What is being asked:
Which lines of the records contain "into"? Collect every one of them.

━━━━

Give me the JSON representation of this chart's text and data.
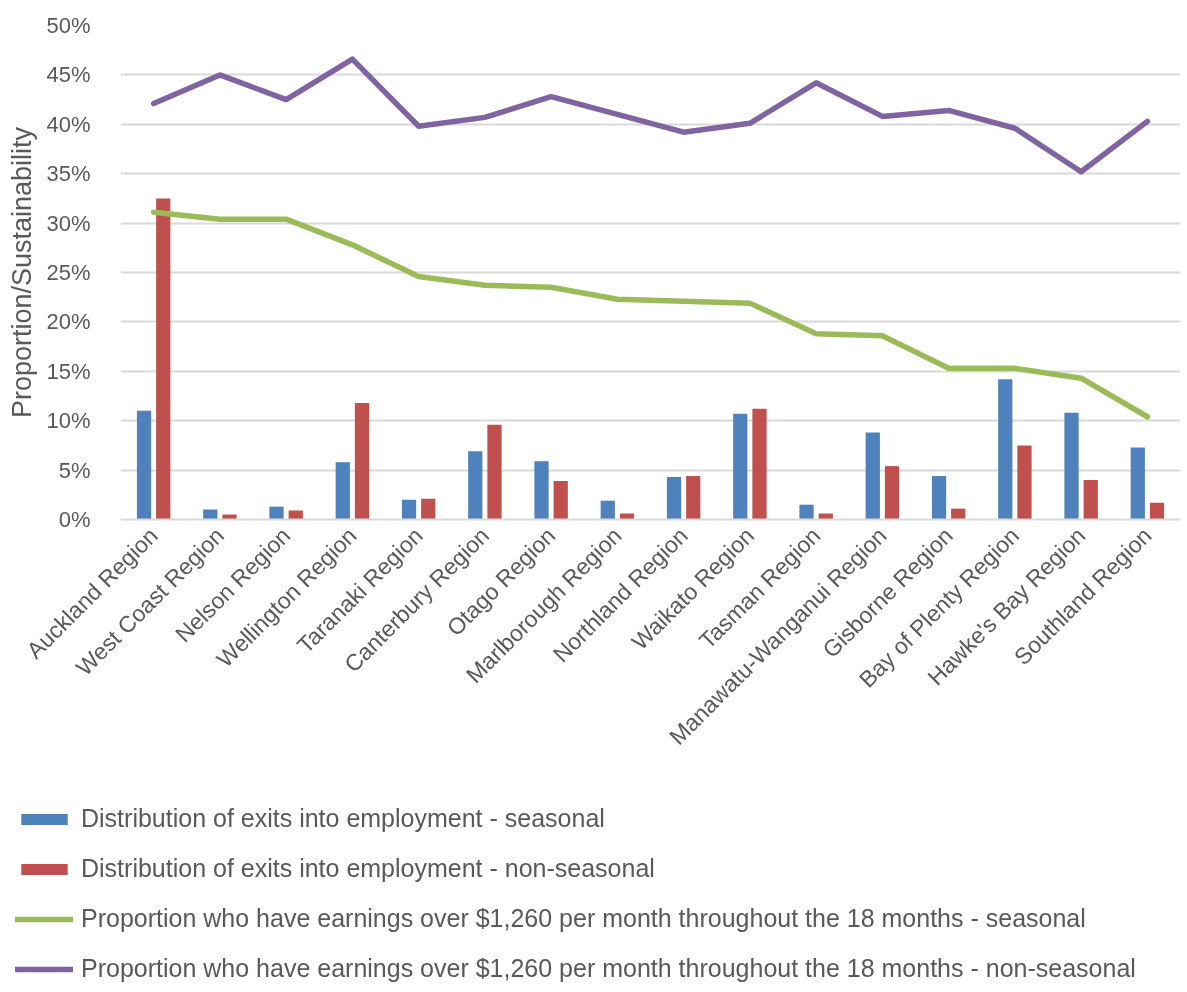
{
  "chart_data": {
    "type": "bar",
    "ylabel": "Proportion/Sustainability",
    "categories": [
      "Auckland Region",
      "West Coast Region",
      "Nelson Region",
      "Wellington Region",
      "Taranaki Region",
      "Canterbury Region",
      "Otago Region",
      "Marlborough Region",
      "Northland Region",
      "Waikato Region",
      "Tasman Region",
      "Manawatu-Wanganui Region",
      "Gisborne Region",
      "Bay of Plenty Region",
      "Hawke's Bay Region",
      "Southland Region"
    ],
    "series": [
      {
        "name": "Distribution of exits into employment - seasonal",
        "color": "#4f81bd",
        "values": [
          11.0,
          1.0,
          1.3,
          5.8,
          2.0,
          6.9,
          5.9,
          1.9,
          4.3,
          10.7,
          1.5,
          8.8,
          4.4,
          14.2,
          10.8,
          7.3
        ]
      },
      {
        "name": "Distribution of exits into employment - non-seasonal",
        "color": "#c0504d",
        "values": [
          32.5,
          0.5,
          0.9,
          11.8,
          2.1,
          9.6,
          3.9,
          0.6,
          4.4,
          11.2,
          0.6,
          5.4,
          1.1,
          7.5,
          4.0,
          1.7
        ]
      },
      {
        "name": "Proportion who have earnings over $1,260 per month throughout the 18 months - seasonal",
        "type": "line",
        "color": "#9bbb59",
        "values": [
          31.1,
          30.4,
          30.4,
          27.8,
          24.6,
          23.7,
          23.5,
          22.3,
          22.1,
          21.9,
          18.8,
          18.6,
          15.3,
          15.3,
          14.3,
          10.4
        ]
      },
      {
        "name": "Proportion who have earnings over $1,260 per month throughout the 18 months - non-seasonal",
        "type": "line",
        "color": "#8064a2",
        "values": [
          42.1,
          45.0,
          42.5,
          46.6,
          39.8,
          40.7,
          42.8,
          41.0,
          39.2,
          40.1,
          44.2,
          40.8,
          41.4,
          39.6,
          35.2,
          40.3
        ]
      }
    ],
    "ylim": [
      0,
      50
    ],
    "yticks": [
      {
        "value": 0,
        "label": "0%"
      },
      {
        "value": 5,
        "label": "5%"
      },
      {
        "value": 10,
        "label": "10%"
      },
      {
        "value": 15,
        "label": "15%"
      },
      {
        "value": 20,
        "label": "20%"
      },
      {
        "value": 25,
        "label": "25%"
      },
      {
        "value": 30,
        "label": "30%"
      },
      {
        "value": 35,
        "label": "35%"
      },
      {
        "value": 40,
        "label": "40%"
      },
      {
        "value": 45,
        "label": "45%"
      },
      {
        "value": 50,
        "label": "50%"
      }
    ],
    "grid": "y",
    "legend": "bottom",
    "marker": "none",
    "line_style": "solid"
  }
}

━━━━

The solution:
        "name": "Distribution of exits into employment - seasonal",
        "name": "Distribution of exits into employment - non-seasonal",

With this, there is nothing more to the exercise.